(Data items)
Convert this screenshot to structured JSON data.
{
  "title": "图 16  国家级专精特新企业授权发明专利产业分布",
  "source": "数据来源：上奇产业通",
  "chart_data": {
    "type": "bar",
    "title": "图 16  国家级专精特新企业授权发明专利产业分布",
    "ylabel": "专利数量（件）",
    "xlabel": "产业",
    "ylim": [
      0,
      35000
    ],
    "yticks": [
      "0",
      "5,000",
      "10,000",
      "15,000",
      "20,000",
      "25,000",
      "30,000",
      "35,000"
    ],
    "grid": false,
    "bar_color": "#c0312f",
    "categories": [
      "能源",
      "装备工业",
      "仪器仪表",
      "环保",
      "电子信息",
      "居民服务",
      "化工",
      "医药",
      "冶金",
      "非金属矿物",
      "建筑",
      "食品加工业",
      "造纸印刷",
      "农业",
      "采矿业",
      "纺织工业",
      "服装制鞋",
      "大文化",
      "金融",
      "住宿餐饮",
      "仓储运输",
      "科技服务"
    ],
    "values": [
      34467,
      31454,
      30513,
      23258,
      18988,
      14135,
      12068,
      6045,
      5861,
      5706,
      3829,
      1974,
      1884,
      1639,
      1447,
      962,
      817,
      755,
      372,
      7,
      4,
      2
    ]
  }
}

### DIRECTIVE
Your task is to reproduce all of the records exactly.

### ANSWER TO THIS TASK
Convert this screenshot to structured JSON data.
{
  "title": "图 16  国家级专精特新企业授权发明专利产业分布",
  "source": "数据来源：上奇产业通",
  "chart_data": {
    "type": "bar",
    "title": "图 16  国家级专精特新企业授权发明专利产业分布",
    "ylabel": "专利数量（件）",
    "xlabel": "产业",
    "ylim": [
      0,
      35000
    ],
    "yticks": [
      "0",
      "5,000",
      "10,000",
      "15,000",
      "20,000",
      "25,000",
      "30,000",
      "35,000"
    ],
    "grid": false,
    "bar_color": "#c0312f",
    "categories": [
      "能源",
      "装备工业",
      "仪器仪表",
      "环保",
      "电子信息",
      "居民服务",
      "化工",
      "医药",
      "冶金",
      "非金属矿物",
      "建筑",
      "食品加工业",
      "造纸印刷",
      "农业",
      "采矿业",
      "纺织工业",
      "服装制鞋",
      "大文化",
      "金融",
      "住宿餐饮",
      "仓储运输",
      "科技服务"
    ],
    "values": [
      34467,
      31454,
      30513,
      23258,
      18988,
      14135,
      12068,
      6045,
      5861,
      5706,
      3829,
      1974,
      1884,
      1639,
      1447,
      962,
      817,
      755,
      372,
      7,
      4,
      2
    ]
  }
}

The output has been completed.